_Stated exercise_
Your task is to output the entries below word for word.

_Records for this exercise_
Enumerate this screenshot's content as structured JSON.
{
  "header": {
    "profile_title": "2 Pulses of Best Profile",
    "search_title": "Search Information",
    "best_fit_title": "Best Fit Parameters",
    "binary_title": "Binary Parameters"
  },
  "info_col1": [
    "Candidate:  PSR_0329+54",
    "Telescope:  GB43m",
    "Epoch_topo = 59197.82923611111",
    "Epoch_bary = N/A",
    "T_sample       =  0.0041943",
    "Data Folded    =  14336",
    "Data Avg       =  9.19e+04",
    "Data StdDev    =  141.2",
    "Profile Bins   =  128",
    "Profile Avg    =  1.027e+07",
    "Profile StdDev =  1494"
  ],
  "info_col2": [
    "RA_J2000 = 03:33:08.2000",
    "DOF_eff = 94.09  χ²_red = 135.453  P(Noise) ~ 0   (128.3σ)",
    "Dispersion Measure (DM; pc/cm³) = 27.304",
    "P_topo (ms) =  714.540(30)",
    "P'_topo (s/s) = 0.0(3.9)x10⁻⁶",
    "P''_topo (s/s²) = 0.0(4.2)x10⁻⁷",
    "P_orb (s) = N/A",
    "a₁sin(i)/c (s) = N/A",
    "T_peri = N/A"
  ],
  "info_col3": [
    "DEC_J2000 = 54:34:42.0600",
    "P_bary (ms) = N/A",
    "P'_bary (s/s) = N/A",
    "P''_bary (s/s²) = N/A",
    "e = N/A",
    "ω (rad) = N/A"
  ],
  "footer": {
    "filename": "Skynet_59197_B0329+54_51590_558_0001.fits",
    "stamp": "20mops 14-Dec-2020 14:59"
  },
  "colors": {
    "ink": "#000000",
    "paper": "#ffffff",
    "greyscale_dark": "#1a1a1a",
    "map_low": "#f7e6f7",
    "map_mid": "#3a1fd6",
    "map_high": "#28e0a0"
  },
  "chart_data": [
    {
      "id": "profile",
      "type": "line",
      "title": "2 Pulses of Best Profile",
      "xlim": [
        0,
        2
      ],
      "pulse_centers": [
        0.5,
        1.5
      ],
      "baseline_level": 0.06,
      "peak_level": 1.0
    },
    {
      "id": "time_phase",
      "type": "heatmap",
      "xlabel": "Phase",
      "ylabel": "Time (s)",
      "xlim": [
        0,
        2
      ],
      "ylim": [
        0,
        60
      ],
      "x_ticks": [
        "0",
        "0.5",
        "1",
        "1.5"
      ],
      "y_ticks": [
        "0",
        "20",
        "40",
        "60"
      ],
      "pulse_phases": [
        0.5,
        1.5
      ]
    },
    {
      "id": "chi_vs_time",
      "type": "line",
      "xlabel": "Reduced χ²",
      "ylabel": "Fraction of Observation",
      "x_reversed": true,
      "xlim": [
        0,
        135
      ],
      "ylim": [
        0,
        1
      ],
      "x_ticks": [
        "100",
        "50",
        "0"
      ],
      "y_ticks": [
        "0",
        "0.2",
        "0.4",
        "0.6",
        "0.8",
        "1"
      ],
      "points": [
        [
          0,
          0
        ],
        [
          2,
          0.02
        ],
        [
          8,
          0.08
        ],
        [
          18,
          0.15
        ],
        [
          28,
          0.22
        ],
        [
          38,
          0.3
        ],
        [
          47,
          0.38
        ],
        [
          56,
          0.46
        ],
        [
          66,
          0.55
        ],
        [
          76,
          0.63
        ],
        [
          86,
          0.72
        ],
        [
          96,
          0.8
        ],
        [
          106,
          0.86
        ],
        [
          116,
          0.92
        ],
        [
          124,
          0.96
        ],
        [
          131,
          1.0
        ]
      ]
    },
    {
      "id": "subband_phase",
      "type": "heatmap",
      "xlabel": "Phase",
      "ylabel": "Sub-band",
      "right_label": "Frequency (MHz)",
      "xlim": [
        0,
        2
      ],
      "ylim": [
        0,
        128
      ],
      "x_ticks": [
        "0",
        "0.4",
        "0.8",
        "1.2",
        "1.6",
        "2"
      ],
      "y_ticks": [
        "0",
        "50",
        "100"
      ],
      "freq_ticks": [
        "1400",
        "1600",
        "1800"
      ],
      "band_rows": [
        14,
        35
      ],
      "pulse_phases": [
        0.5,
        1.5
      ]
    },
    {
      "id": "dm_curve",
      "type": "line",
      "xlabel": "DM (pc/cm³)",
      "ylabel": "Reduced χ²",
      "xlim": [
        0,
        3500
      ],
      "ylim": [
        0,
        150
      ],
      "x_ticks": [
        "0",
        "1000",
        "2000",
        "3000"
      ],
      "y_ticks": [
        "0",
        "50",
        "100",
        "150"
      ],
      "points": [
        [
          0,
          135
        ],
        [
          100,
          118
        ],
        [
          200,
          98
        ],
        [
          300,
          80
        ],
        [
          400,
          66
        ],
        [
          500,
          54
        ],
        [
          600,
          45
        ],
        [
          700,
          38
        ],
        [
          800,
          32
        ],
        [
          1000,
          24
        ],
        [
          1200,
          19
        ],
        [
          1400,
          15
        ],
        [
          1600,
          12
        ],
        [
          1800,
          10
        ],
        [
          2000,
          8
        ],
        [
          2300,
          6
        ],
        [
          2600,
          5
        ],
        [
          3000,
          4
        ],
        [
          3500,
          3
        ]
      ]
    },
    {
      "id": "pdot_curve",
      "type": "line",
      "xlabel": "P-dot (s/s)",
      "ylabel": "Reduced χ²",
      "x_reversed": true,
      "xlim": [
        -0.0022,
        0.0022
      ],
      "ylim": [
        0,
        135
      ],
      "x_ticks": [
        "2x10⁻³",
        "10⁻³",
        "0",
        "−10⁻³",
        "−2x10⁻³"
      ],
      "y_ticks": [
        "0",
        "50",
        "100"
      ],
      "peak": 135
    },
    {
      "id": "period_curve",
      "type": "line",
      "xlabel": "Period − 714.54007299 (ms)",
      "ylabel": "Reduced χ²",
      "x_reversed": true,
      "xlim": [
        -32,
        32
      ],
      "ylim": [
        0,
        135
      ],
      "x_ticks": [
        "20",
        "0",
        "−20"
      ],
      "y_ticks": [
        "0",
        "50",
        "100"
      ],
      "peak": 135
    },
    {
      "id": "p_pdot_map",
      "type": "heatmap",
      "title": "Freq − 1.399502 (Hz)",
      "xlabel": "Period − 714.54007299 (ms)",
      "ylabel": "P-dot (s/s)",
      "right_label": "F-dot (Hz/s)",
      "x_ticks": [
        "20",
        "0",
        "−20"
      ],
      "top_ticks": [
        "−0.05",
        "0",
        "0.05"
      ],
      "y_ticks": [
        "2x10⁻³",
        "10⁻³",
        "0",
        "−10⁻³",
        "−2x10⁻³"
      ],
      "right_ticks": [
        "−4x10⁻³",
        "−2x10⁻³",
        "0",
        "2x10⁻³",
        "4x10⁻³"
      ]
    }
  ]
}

_Exercise solution_
Enumerate this screenshot's content as structured JSON.
{
  "header": {
    "profile_title": "2 Pulses of Best Profile",
    "search_title": "Search Information",
    "best_fit_title": "Best Fit Parameters",
    "binary_title": "Binary Parameters"
  },
  "info_col1": [
    "Candidate:  PSR_0329+54",
    "Telescope:  GB43m",
    "Epoch_topo = 59197.82923611111",
    "Epoch_bary = N/A",
    "T_sample       =  0.0041943",
    "Data Folded    =  14336",
    "Data Avg       =  9.19e+04",
    "Data StdDev    =  141.2",
    "Profile Bins   =  128",
    "Profile Avg    =  1.027e+07",
    "Profile StdDev =  1494"
  ],
  "info_col2": [
    "RA_J2000 = 03:33:08.2000",
    "DOF_eff = 94.09  χ²_red = 135.453  P(Noise) ~ 0   (128.3σ)",
    "Dispersion Measure (DM; pc/cm³) = 27.304",
    "P_topo (ms) =  714.540(30)",
    "P'_topo (s/s) = 0.0(3.9)x10⁻⁶",
    "P''_topo (s/s²) = 0.0(4.2)x10⁻⁷",
    "P_orb (s) = N/A",
    "a₁sin(i)/c (s) = N/A",
    "T_peri = N/A"
  ],
  "info_col3": [
    "DEC_J2000 = 54:34:42.0600",
    "P_bary (ms) = N/A",
    "P'_bary (s/s) = N/A",
    "P''_bary (s/s²) = N/A",
    "e = N/A",
    "ω (rad) = N/A"
  ],
  "footer": {
    "filename": "Skynet_59197_B0329+54_51590_558_0001.fits",
    "stamp": "20mops 14-Dec-2020 14:59"
  },
  "colors": {
    "ink": "#000000",
    "paper": "#ffffff",
    "greyscale_dark": "#1a1a1a",
    "map_low": "#f7e6f7",
    "map_mid": "#3a1fd6",
    "map_high": "#28e0a0"
  },
  "chart_data": [
    {
      "id": "profile",
      "type": "line",
      "title": "2 Pulses of Best Profile",
      "xlim": [
        0,
        2
      ],
      "pulse_centers": [
        0.5,
        1.5
      ],
      "baseline_level": 0.06,
      "peak_level": 1.0
    },
    {
      "id": "time_phase",
      "type": "heatmap",
      "xlabel": "Phase",
      "ylabel": "Time (s)",
      "xlim": [
        0,
        2
      ],
      "ylim": [
        0,
        60
      ],
      "x_ticks": [
        "0",
        "0.5",
        "1",
        "1.5"
      ],
      "y_ticks": [
        "0",
        "20",
        "40",
        "60"
      ],
      "pulse_phases": [
        0.5,
        1.5
      ]
    },
    {
      "id": "chi_vs_time",
      "type": "line",
      "xlabel": "Reduced χ²",
      "ylabel": "Fraction of Observation",
      "x_reversed": true,
      "xlim": [
        0,
        135
      ],
      "ylim": [
        0,
        1
      ],
      "x_ticks": [
        "100",
        "50",
        "0"
      ],
      "y_ticks": [
        "0",
        "0.2",
        "0.4",
        "0.6",
        "0.8",
        "1"
      ],
      "points": [
        [
          0,
          0
        ],
        [
          2,
          0.02
        ],
        [
          8,
          0.08
        ],
        [
          18,
          0.15
        ],
        [
          28,
          0.22
        ],
        [
          38,
          0.3
        ],
        [
          47,
          0.38
        ],
        [
          56,
          0.46
        ],
        [
          66,
          0.55
        ],
        [
          76,
          0.63
        ],
        [
          86,
          0.72
        ],
        [
          96,
          0.8
        ],
        [
          106,
          0.86
        ],
        [
          116,
          0.92
        ],
        [
          124,
          0.96
        ],
        [
          131,
          1.0
        ]
      ]
    },
    {
      "id": "subband_phase",
      "type": "heatmap",
      "xlabel": "Phase",
      "ylabel": "Sub-band",
      "right_label": "Frequency (MHz)",
      "xlim": [
        0,
        2
      ],
      "ylim": [
        0,
        128
      ],
      "x_ticks": [
        "0",
        "0.4",
        "0.8",
        "1.2",
        "1.6",
        "2"
      ],
      "y_ticks": [
        "0",
        "50",
        "100"
      ],
      "freq_ticks": [
        "1400",
        "1600",
        "1800"
      ],
      "band_rows": [
        14,
        35
      ],
      "pulse_phases": [
        0.5,
        1.5
      ]
    },
    {
      "id": "dm_curve",
      "type": "line",
      "xlabel": "DM (pc/cm³)",
      "ylabel": "Reduced χ²",
      "xlim": [
        0,
        3500
      ],
      "ylim": [
        0,
        150
      ],
      "x_ticks": [
        "0",
        "1000",
        "2000",
        "3000"
      ],
      "y_ticks": [
        "0",
        "50",
        "100",
        "150"
      ],
      "points": [
        [
          0,
          135
        ],
        [
          100,
          118
        ],
        [
          200,
          98
        ],
        [
          300,
          80
        ],
        [
          400,
          66
        ],
        [
          500,
          54
        ],
        [
          600,
          45
        ],
        [
          700,
          38
        ],
        [
          800,
          32
        ],
        [
          1000,
          24
        ],
        [
          1200,
          19
        ],
        [
          1400,
          15
        ],
        [
          1600,
          12
        ],
        [
          1800,
          10
        ],
        [
          2000,
          8
        ],
        [
          2300,
          6
        ],
        [
          2600,
          5
        ],
        [
          3000,
          4
        ],
        [
          3500,
          3
        ]
      ]
    },
    {
      "id": "pdot_curve",
      "type": "line",
      "xlabel": "P-dot (s/s)",
      "ylabel": "Reduced χ²",
      "x_reversed": true,
      "xlim": [
        -0.0022,
        0.0022
      ],
      "ylim": [
        0,
        135
      ],
      "x_ticks": [
        "2x10⁻³",
        "10⁻³",
        "0",
        "−10⁻³",
        "−2x10⁻³"
      ],
      "y_ticks": [
        "0",
        "50",
        "100"
      ],
      "peak": 135
    },
    {
      "id": "period_curve",
      "type": "line",
      "xlabel": "Period − 714.54007299 (ms)",
      "ylabel": "Reduced χ²",
      "x_reversed": true,
      "xlim": [
        -32,
        32
      ],
      "ylim": [
        0,
        135
      ],
      "x_ticks": [
        "20",
        "0",
        "−20"
      ],
      "y_ticks": [
        "0",
        "50",
        "100"
      ],
      "peak": 135
    },
    {
      "id": "p_pdot_map",
      "type": "heatmap",
      "title": "Freq − 1.399502 (Hz)",
      "xlabel": "Period − 714.54007299 (ms)",
      "ylabel": "P-dot (s/s)",
      "right_label": "F-dot (Hz/s)",
      "x_ticks": [
        "20",
        "0",
        "−20"
      ],
      "top_ticks": [
        "−0.05",
        "0",
        "0.05"
      ],
      "y_ticks": [
        "2x10⁻³",
        "10⁻³",
        "0",
        "−10⁻³",
        "−2x10⁻³"
      ],
      "right_ticks": [
        "−4x10⁻³",
        "−2x10⁻³",
        "0",
        "2x10⁻³",
        "4x10⁻³"
      ]
    }
  ]
}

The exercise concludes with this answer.